• Okunacak Metin:
________________
1. YAZARLAR

  2. Haksöz

  3. Özgürce, İnsanca ve Müslümanca Yaşamak İstiyoruz!

Özgürce, İnsanca ve Müslümanca Yaşamak İstiyoruz!

Nisan 2005A+A-

İlmi ve Kültürel Araştırmalar Vakfı (İLKAV) 13 Mart Pazar günü Ankara Kocatepe Kültür Merkezi'nde İslami kimliği savunma ve İslami kimliğe yönelik baskı ve yasakları protesto içerikli bir basın açıklaması yaptı. Yine aynı gün saat 13.00'te de "Dinler Arası Diyalog ve Misyonerlik ile Baskılar, Yasaklar ve Diyanet Kıskacında Müslümanlar" konulu bir panel düzenledi. Yoğun bir katılımın gözlendiği panele, Abdullah Yıldız, Beşir Eryarsoy, Rıdvan Kaya ve Mehmet Pamak konuşmacı olarak katıldılar.

Konuşmalarda "Egemen laik sistem, uyguladığı materyalist eğitim politikaları, İslami kimliğe yönelik çok boyutlu baskılar, Kur'an öğretimine ve İslami eğitime getirdiği yasaklar, Diyanet aracılığıyla din ve ibadet hürriyetine koyduğu sınırlar ve camilerde 'resmi din' dayatan hukuksuzluğu ile misyonerlerin dolduracağı boşluğu oluşturmuştur." ortak tespiti yapıldı. Dinler arası diyalog taraftarı olup tarihselciliği savunan pek çok cemaat, vakıf, dernek ve akademik çevrelerin de bu sekülerleştirme projelerine destek sağladığına dikkat çekilerek, bir taraftan bu işbirlikçi çevrelere yönelik uyarıların yapılması gerektiği, diğer yandan da, İslami kimliğe ve Kur'an'a sımsıkı sarılarak, ilkeli ve istikrarlı bir tevhidi mücadelenin, eğitim ve davet boyutlu çabaların, Müslümanların güç birliği ile sürdürülmesinin önemi vurgulandı.
________________
• Görev Tanımı a: Okunacak metne göre İLKAV'ın düzenlediği panel saat kaçta başlamıştır?
________________
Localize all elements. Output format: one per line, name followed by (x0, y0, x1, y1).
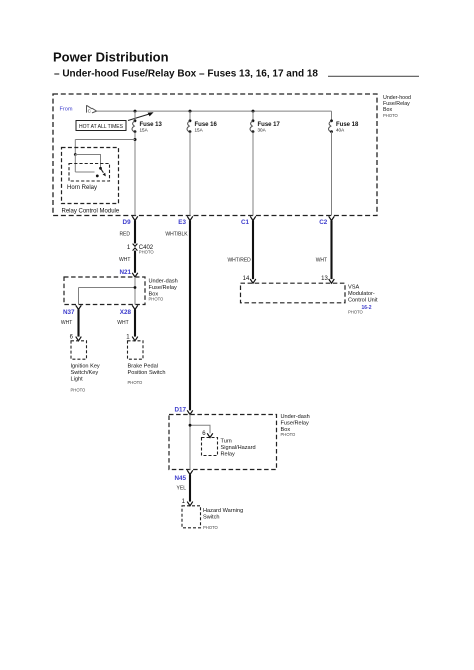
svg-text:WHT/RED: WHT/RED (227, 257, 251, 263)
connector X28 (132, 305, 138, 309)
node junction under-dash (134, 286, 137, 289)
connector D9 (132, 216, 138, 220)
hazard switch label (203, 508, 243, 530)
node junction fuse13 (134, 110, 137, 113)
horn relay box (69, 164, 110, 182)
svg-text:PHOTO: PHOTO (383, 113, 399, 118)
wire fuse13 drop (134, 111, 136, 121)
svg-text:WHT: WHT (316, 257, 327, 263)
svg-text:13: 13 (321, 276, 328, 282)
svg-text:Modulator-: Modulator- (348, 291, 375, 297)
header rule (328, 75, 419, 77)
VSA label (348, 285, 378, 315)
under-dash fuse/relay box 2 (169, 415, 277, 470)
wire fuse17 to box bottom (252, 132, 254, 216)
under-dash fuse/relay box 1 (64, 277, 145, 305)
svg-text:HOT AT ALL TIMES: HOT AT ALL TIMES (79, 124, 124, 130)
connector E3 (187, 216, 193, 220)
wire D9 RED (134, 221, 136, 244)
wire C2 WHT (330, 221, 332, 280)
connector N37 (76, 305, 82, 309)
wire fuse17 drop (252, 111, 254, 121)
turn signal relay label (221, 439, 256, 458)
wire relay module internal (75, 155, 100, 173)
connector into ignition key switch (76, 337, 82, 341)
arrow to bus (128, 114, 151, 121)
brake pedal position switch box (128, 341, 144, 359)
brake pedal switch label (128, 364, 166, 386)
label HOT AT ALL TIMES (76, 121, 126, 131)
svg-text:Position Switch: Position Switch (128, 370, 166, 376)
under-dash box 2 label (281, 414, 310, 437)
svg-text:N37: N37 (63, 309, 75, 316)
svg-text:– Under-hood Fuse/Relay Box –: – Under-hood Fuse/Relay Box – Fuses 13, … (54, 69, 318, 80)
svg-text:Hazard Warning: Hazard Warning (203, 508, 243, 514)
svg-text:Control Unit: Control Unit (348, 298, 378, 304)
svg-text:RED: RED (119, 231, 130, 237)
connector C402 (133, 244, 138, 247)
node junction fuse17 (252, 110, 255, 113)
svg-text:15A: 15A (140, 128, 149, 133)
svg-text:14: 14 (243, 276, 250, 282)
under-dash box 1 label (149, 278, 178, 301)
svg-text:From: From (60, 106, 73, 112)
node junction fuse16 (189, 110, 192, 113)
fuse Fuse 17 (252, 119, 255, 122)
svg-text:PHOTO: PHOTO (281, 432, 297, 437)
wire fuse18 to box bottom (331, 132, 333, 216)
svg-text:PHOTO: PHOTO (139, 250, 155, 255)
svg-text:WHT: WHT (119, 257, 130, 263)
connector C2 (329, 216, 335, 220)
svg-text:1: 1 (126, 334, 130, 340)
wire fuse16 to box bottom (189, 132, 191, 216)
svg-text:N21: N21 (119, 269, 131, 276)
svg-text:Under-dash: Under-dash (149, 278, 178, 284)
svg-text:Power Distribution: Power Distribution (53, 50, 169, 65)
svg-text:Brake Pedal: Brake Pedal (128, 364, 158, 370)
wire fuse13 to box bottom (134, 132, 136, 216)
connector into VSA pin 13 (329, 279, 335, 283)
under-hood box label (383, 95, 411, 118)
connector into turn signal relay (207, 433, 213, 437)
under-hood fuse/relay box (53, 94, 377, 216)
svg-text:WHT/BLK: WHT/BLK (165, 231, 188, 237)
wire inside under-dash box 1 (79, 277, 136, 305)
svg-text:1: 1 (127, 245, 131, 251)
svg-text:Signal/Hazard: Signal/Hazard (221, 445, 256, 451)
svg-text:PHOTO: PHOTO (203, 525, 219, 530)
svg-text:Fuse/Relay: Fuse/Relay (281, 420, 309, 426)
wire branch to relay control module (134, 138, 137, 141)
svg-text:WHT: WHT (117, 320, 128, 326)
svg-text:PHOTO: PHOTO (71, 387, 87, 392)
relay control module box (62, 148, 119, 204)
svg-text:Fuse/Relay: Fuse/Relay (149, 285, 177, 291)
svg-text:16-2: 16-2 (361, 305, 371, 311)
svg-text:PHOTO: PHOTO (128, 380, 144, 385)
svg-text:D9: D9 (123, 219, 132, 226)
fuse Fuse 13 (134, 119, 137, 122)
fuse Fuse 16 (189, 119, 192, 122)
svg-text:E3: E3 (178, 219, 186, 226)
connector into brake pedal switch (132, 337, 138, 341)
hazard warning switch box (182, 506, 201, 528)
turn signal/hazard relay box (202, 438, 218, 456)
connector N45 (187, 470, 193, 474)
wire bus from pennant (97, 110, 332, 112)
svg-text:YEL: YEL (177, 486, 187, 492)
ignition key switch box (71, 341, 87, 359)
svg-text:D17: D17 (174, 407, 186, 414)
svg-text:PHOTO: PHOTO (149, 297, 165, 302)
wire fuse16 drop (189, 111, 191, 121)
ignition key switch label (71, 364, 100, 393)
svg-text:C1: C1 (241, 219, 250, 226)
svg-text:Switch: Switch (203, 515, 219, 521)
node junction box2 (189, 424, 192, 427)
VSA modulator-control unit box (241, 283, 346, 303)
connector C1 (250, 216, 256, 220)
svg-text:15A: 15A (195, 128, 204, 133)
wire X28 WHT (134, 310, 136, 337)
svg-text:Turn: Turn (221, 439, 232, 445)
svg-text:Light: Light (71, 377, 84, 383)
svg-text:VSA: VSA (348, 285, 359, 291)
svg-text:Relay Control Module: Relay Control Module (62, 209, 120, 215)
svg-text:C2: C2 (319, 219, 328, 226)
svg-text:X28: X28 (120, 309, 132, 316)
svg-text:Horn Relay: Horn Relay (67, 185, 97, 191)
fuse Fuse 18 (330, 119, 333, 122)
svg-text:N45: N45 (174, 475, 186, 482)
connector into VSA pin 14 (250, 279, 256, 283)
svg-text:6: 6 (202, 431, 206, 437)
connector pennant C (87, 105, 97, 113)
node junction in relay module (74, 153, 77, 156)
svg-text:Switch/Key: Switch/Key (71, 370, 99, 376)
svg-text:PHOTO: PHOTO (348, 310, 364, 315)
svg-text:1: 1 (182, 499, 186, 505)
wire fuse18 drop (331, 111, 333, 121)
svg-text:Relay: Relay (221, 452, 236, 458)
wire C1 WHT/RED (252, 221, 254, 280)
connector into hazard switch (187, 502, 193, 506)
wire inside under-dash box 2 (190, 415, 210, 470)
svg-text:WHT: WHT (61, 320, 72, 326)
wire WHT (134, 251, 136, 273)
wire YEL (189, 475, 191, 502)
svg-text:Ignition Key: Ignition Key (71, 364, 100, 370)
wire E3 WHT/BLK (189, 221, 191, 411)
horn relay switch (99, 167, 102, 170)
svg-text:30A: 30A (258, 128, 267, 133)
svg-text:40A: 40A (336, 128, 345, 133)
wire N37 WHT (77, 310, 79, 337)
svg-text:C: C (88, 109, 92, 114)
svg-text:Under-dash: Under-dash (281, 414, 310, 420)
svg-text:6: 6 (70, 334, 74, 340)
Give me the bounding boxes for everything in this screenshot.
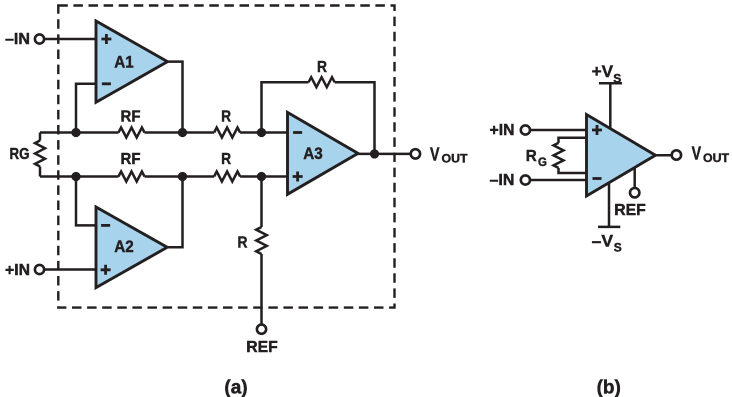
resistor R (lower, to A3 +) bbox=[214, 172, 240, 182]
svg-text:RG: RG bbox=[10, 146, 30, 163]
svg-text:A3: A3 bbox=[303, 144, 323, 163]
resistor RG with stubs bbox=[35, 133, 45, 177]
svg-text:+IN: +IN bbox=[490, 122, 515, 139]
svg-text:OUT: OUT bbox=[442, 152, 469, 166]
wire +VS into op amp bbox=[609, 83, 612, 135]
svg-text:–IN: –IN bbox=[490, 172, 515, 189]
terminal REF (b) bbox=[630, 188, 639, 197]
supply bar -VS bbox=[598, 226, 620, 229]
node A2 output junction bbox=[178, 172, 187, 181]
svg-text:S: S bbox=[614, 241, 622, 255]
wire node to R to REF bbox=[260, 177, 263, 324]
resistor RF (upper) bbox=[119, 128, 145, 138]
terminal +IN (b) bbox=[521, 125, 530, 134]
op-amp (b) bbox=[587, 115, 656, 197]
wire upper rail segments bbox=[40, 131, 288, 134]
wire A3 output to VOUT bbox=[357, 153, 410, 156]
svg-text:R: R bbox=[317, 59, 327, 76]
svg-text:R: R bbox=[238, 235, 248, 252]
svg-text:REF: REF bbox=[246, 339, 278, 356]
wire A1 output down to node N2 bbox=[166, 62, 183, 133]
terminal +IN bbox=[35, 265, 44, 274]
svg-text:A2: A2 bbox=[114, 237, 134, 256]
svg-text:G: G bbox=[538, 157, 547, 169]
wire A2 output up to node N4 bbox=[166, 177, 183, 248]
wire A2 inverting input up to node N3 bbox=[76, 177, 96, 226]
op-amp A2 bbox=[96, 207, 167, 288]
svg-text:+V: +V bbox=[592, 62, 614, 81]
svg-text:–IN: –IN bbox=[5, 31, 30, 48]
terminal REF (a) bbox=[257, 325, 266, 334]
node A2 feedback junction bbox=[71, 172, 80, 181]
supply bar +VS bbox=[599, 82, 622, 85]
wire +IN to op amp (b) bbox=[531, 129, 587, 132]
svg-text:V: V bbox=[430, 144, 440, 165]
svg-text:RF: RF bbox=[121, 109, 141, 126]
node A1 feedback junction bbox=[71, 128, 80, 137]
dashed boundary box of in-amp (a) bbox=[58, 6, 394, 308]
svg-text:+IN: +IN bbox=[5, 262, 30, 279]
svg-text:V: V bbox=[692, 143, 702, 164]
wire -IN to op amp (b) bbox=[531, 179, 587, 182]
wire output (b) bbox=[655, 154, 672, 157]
________________
• Görev Tanımı b: Kayıtlarda "resistor R (lower, to" ifadesini içeren satırdan "supply bar -VS bbox=[598, 226, 620, 229]" ifadesini içeren satıra kadar uzanan bölümü, her iki satır da dahil olmak üzere, harfi harfine yazıya geçiriniz.

• Yazılı Çözüm a: Saat 13.00'te.

• Yazılı Çözüm b:
resistor R (lower, to A3 +) bbox=[214, 172, 240, 182]
svg-text:RG: RG bbox=[10, 146, 30, 163]
svg-text:A3: A3 bbox=[303, 144, 323, 163]
resistor RG with stubs bbox=[35, 133, 45, 177]
svg-text:+IN: +IN bbox=[490, 122, 515, 139]
svg-text:OUT: OUT bbox=[442, 152, 469, 166]
wire +VS into op amp bbox=[609, 83, 612, 135]
svg-text:–IN: –IN bbox=[490, 172, 515, 189]
terminal REF (b) bbox=[630, 188, 639, 197]
supply bar -VS bbox=[598, 226, 620, 229]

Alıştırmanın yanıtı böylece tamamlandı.